- **Textauszug**:
——————
Kolumne Ökosex: Unterwegs mit Sigmar und Annette
Wie Ökosex mit Humor die Herzen der Bundesminister für die Kampagne "Kein Auto über 120" gewinnt.
Martin Unfried (41) arbeitet als Experte für europäische Umweltpolitik in Maastricht. Er liebt die solare Effizienzrevolution, kauft sich hemmungslos Klimaschutzprodukte und will damit bis 2012 raus sein aus der fossilen Welt. Er singt auch bei Ökosex, der ersten Kolumnenband der Welt.
Ohne Humor wäre die solare Effizienzrevolution nur halb so schön. Was haben wir gelacht beim Durcharbeiten der neu recherchierten Liste der Umwelthilfe zu den Dienstwagen der Bundes- und Landesregierungen (www.duh.de). Boah: 225, 224, 249 g/km CO2! Die Jahrhundertaufgabe Klimaschutz hat demnach dazu geführt, dass so mancher Minister im Stadtverkehr statt 13,5 nur noch 13 Liter Sprit verbraucht. Dieter Althaus, Ministerpräsident in Thüringen, bringt es im BMW immer noch auf 271 Gramm Kohlendioxid pro Kilometer. Sehr witzig. Da bleibt einem das Lachen im Halse stecken.
Angela Merkel und Ökosex haben im November noch davor gewarnt, dass wir durch Nichtstun beim Klimaschutz fünf bis 20 Prozent unseres Wohlstandes verlieren werden. Wollen die in Thüringen und Berlin unsere Steuergelder aus dem fahrenden Autofenster werfen? Ökosex appelliert darum im Auftrag der Kanzlerin: "Kein Auto über 120, sonst wird das Klima ranzig." Reflexartig erwidern die Minister beleidigt: "Aber ich brauche doch ein 250km/h schnelles, rollendes Büro mit 300 PS, damit ich dem Volk ergeben dienen kann." Falsch, sagt die Kanzlerin: "Der Klimawandel ist ein globales Problem, das lokal nicht zu lösen ist. Aber wir müssen irgendwo anfangen, um anderen die Lösungspfade zu zeigen."
——————
- **Kurzaufgabe 1**:
Gib aus der Kolumne den Abschnitt von "Kolumne Ökosex: Unterwegs" bis einschließlich "Kolumnenband der Welt." wieder und ändere dabei "Maastricht" in "Brüssel".

- **Positionsangaben der Elemente**:
——————
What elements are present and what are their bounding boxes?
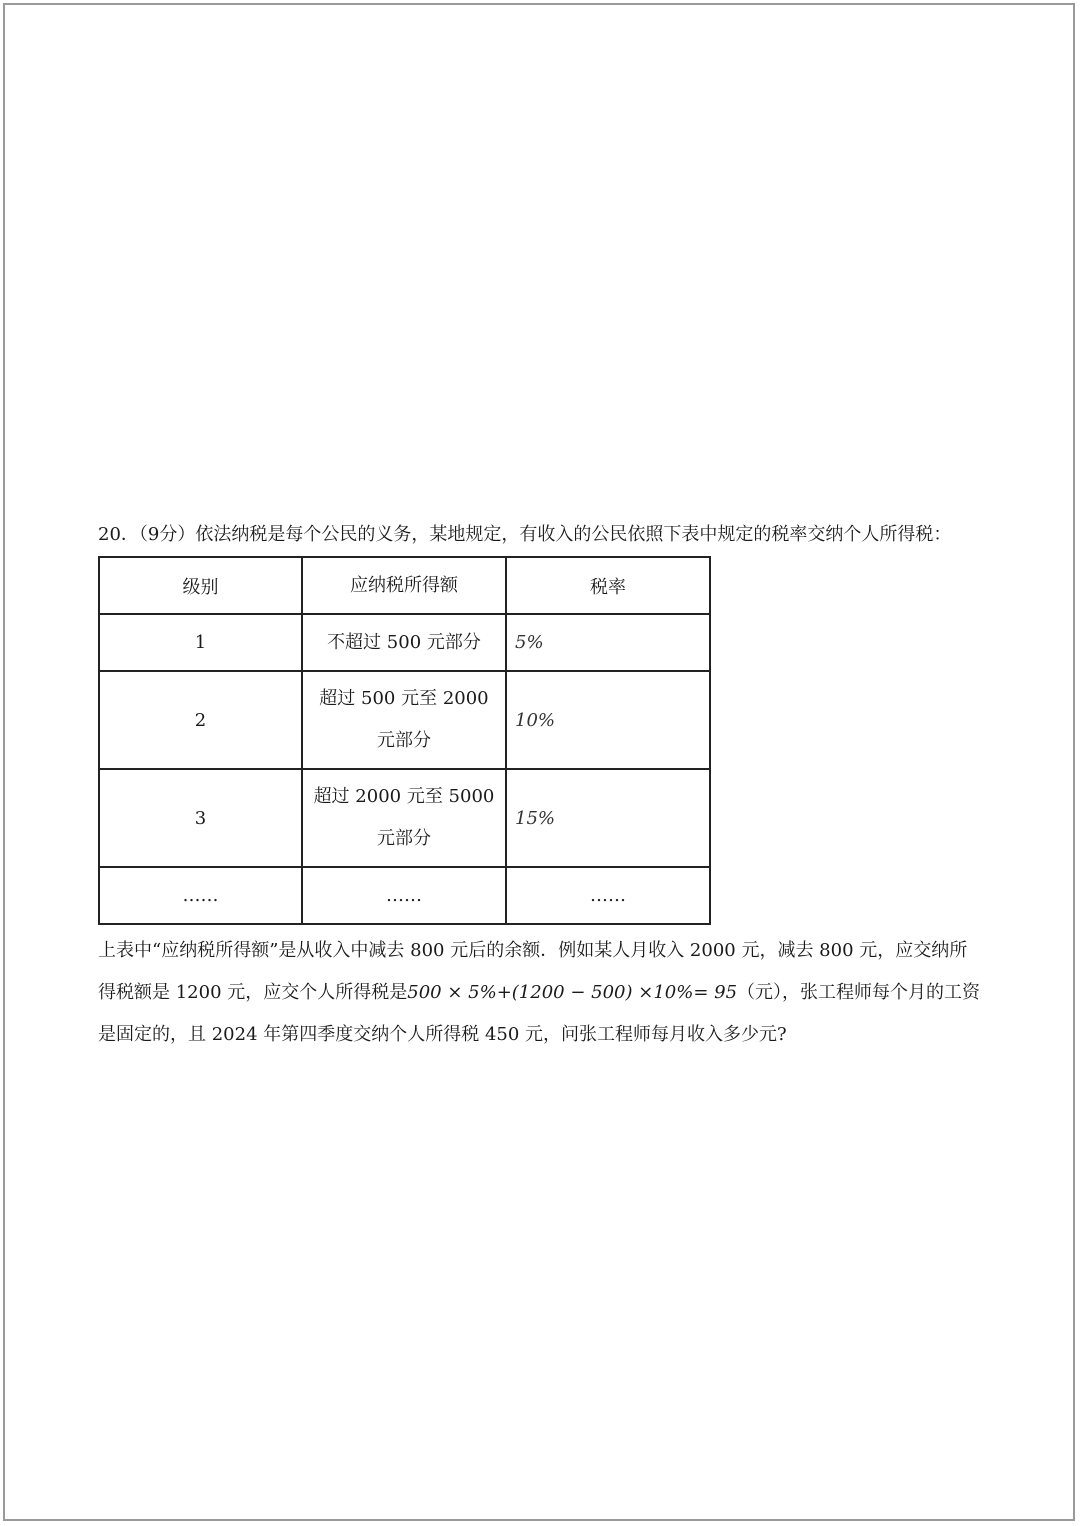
tax-rate-table (98, 556, 711, 925)
cell-level: 1 (99, 614, 302, 671)
problem-description (98, 930, 988, 1056)
cell-amount: …… (302, 867, 506, 924)
cell-level: …… (99, 867, 302, 924)
cell-level: 2 (99, 671, 302, 769)
description-line-2-text: 得税额是 1200 元，应交个人所得税是 (98, 982, 408, 1003)
header-rate: 税率 (506, 557, 710, 614)
header-amount: 应纳税所得额 (302, 557, 506, 614)
cell-level: 3 (99, 769, 302, 867)
table-row (99, 867, 710, 924)
table-header-row (99, 557, 710, 614)
description-line-1: 上表中“应纳税所得额”是从收入中减去 800 元后的余额．例如某人月收入 2000 元，减去 800 元，应交纳所 (98, 940, 968, 961)
description-line-2-tail: （元），张工程师每个月的工资 (737, 982, 981, 1003)
table-row (99, 769, 710, 867)
cell-rate: 10% (506, 671, 710, 769)
example-formula: 500 × 5%+(1200 − 500) ×10%= 95 (407, 982, 738, 1003)
table-row (99, 614, 710, 671)
cell-amount: 不超过 500 元部分 (302, 614, 506, 671)
cell-amount: 超过 500 元至 2000 元部分 (302, 671, 506, 769)
cell-rate: 15% (506, 769, 710, 867)
cell-amount: 超过 2000 元至 5000 元部分 (302, 769, 506, 867)
header-level: 级别 (99, 557, 302, 614)
cell-rate: 5% (506, 614, 710, 671)
description-line-2 (98, 972, 988, 1014)
table-row (99, 671, 710, 769)
description-line-3: 是固定的，且 2024 年第四季度交纳个人所得税 450 元，问张工程师每月收入多少元? (98, 1024, 787, 1045)
cell-rate: …… (506, 867, 710, 924)
question-title: 20．（9分）依法纳税是每个公民的义务，某地规定，有收入的公民依照下表中规定的税率交纳个人所得税： (98, 524, 952, 545)
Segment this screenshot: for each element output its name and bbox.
——————
- **Kurzaufgabe 2**:
Welche Zeilen der Datensätze enthalten die Zeichenfolge "header"? Zieh jede davon unverändert heraus und achte dabei auf Groß- und Kleinschreibung.

- **Lösung der Aufgabe 1**:
Kolumne Ökosex: Unterwegs mit Sigmar und Annette
Wie Ökosex mit Humor die Herzen der Bundesminister für die Kampagne "Kein Auto über 120" gewinnt.
Martin Unfried (41) arbeitet als Experte für europäische Umweltpolitik in Brüssel. Er liebt die solare Effizienzrevolution, kauft sich hemmungslos Klimaschutzprodukte und will damit bis 2012 raus sein aus der fossilen Welt. Er singt auch bei Ökosex, der ersten Kolumnenband der Welt.

- **Lösung der Aufgabe 2**:
header-rate: 税率 (506, 557, 710, 614)
header-amount: 应纳税所得额 (302, 557, 506, 614)
table-header-row (99, 557, 710, 614)
header-level: 级别 (99, 557, 302, 614)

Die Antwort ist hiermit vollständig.